Stated problem. Pictures within the data are to be left out; everything else must be reproduced exactly.

┌─ Records shown

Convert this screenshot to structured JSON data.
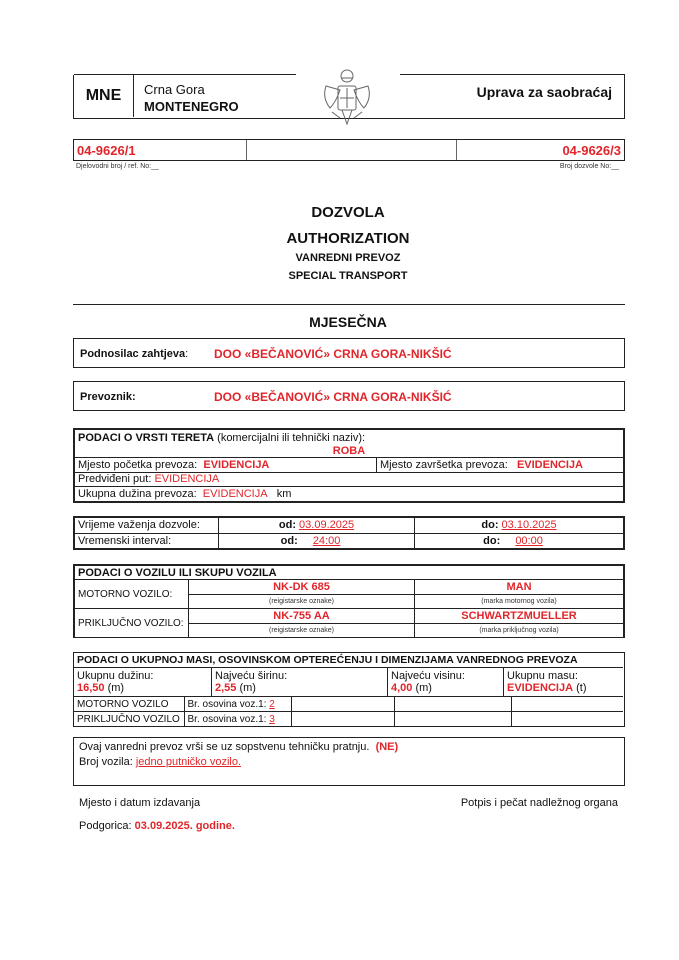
{
  "header": {
    "country_code": "MNE",
    "country_local": "Crna Gora",
    "country_en": "MONTENEGRO",
    "authority": "Uprava za saobraćaj",
    "emblem_icon": "montenegro-coat-of-arms-icon"
  },
  "refs": {
    "ref_no": "04-9626/1",
    "ref_label": "Djelovodni broj / ref. No:__",
    "permit_no": "04-9626/3",
    "permit_label": "Broj dozvole No:__"
  },
  "title": {
    "line1": "DOZVOLA",
    "line2": "AUTHORIZATION",
    "line3": "VANREDNI PREVOZ",
    "line4": "SPECIAL TRANSPORT",
    "period": "MJESEČNA"
  },
  "applicant": {
    "label": "Podnosilac zahtjeva",
    "colon": ":",
    "value": "DOO «BEČANOVIĆ» CRNA GORA-NIKŠIĆ"
  },
  "carrier": {
    "label": "Prevoznik:",
    "value": "DOO «BEČANOVIĆ» CRNA GORA-NIKŠIĆ"
  },
  "cargo": {
    "heading": "PODACI O VRSTI TERETA",
    "heading_note": "(komercijalni ili tehnički naziv):",
    "type": "ROBA",
    "start_label": "Mjesto početka prevoza:",
    "start_value": "EVIDENCIJA",
    "end_label": "Mjesto završetka prevoza:",
    "end_value": "EVIDENCIJA",
    "route_label": "Predviđeni put:",
    "route_value": "EVIDENCIJA",
    "length_label": "Ukupna dužina prevoza:",
    "length_value": "EVIDENCIJA",
    "length_unit": "km"
  },
  "validity": {
    "valid_label": "Vrijeme važenja dozvole:",
    "from_label": "od:",
    "valid_from": "03.09.2025",
    "to_label": "do:",
    "valid_to": "03.10.2025",
    "interval_label": "Vremenski interval:",
    "interval_from": "24:00",
    "interval_to": "00:00"
  },
  "vehicle": {
    "heading": "PODACI O VOZILU ILI SKUPU  VOZILA",
    "motor_label": "MOTORNO VOZILO:",
    "motor_plate": "NK-DK 685",
    "motor_plate_note": "(reigistarske oznake)",
    "motor_make": "MAN",
    "motor_make_note": "(marka motornog vozila)",
    "trailer_label": "PRIKLJUČNO VOZILO:",
    "trailer_plate": "NK-755 AA",
    "trailer_plate_note": "(reigistarske oznake)",
    "trailer_make": "SCHWARTZMUELLER",
    "trailer_make_note": "(marka priključnog vozila)"
  },
  "dimensions": {
    "heading": "PODACI O UKUPNOJ MASI, OSOVINSKOM  OPTEREĆENJU I  DIMENZIJAMA VANREDNOG PREVOZA",
    "length_label": "Ukupnu dužinu:",
    "length_value": "16,50",
    "length_unit": "(m)",
    "width_label": "Najveću širinu:",
    "width_value": "2,55",
    "width_unit": "(m)",
    "height_label": "Najveću visinu:",
    "height_value": "4,00",
    "height_unit": "(m)",
    "mass_label": "Ukupnu masu:",
    "mass_value": "EVIDENCIJA",
    "mass_unit": "(t)",
    "motor_label": "MOTORNO VOZILO",
    "motor_axles_label": "Br. osovina voz.1:",
    "motor_axles": "2",
    "trailer_label": "PRIKLJUČNO VOZILO",
    "trailer_axles_label": "Br. osovina voz.1:",
    "trailer_axles": "3"
  },
  "escort": {
    "text": "Ovaj vanredni prevoz vrši se uz sopstvenu tehničku pratnju.",
    "answer": "(NE)",
    "count_label": "Broj vozila:",
    "count_value": "jedno putničko vozilo."
  },
  "footer": {
    "place_date_label": "Mjesto i datum izdavanja",
    "place": "Podgorica:",
    "date": "03.09.2025. godine.",
    "signature_label": "Potpis i pečat nadležnog organa"
  }
}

└─

Solution to this problem.
Convert this screenshot to structured JSON data.
{
  "header": {
    "country_code": "MNE",
    "country_local": "Crna Gora",
    "country_en": "MONTENEGRO",
    "authority": "Uprava za saobraćaj",
    "emblem_icon": "montenegro-coat-of-arms-icon"
  },
  "refs": {
    "ref_no": "04-9626/1",
    "ref_label": "Djelovodni broj / ref. No:__",
    "permit_no": "04-9626/3",
    "permit_label": "Broj dozvole No:__"
  },
  "title": {
    "line1": "DOZVOLA",
    "line2": "AUTHORIZATION",
    "line3": "VANREDNI PREVOZ",
    "line4": "SPECIAL TRANSPORT",
    "period": "MJESEČNA"
  },
  "applicant": {
    "label": "Podnosilac zahtjeva",
    "colon": ":",
    "value": "DOO «BEČANOVIĆ» CRNA GORA-NIKŠIĆ"
  },
  "carrier": {
    "label": "Prevoznik:",
    "value": "DOO «BEČANOVIĆ» CRNA GORA-NIKŠIĆ"
  },
  "cargo": {
    "heading": "PODACI O VRSTI TERETA",
    "heading_note": "(komercijalni ili tehnički naziv):",
    "type": "ROBA",
    "start_label": "Mjesto početka prevoza:",
    "start_value": "EVIDENCIJA",
    "end_label": "Mjesto završetka prevoza:",
    "end_value": "EVIDENCIJA",
    "route_label": "Predviđeni put:",
    "route_value": "EVIDENCIJA",
    "length_label": "Ukupna dužina prevoza:",
    "length_value": "EVIDENCIJA",
    "length_unit": "km"
  },
  "validity": {
    "valid_label": "Vrijeme važenja dozvole:",
    "from_label": "od:",
    "valid_from": "03.09.2025",
    "to_label": "do:",
    "valid_to": "03.10.2025",
    "interval_label": "Vremenski interval:",
    "interval_from": "24:00",
    "interval_to": "00:00"
  },
  "vehicle": {
    "heading": "PODACI O VOZILU ILI SKUPU  VOZILA",
    "motor_label": "MOTORNO VOZILO:",
    "motor_plate": "NK-DK 685",
    "motor_plate_note": "(reigistarske oznake)",
    "motor_make": "MAN",
    "motor_make_note": "(marka motornog vozila)",
    "trailer_label": "PRIKLJUČNO VOZILO:",
    "trailer_plate": "NK-755 AA",
    "trailer_plate_note": "(reigistarske oznake)",
    "trailer_make": "SCHWARTZMUELLER",
    "trailer_make_note": "(marka priključnog vozila)"
  },
  "dimensions": {
    "heading": "PODACI O UKUPNOJ MASI, OSOVINSKOM  OPTEREĆENJU I  DIMENZIJAMA VANREDNOG PREVOZA",
    "length_label": "Ukupnu dužinu:",
    "length_value": "16,50",
    "length_unit": "(m)",
    "width_label": "Najveću širinu:",
    "width_value": "2,55",
    "width_unit": "(m)",
    "height_label": "Najveću visinu:",
    "height_value": "4,00",
    "height_unit": "(m)",
    "mass_label": "Ukupnu masu:",
    "mass_value": "EVIDENCIJA",
    "mass_unit": "(t)",
    "motor_label": "MOTORNO VOZILO",
    "motor_axles_label": "Br. osovina voz.1:",
    "motor_axles": "2",
    "trailer_label": "PRIKLJUČNO VOZILO",
    "trailer_axles_label": "Br. osovina voz.1:",
    "trailer_axles": "3"
  },
  "escort": {
    "text": "Ovaj vanredni prevoz vrši se uz sopstvenu tehničku pratnju.",
    "answer": "(NE)",
    "count_label": "Broj vozila:",
    "count_value": "jedno putničko vozilo."
  },
  "footer": {
    "place_date_label": "Mjesto i datum izdavanja",
    "place": "Podgorica:",
    "date": "03.09.2025. godine.",
    "signature_label": "Potpis i pečat nadležnog organa"
  }
}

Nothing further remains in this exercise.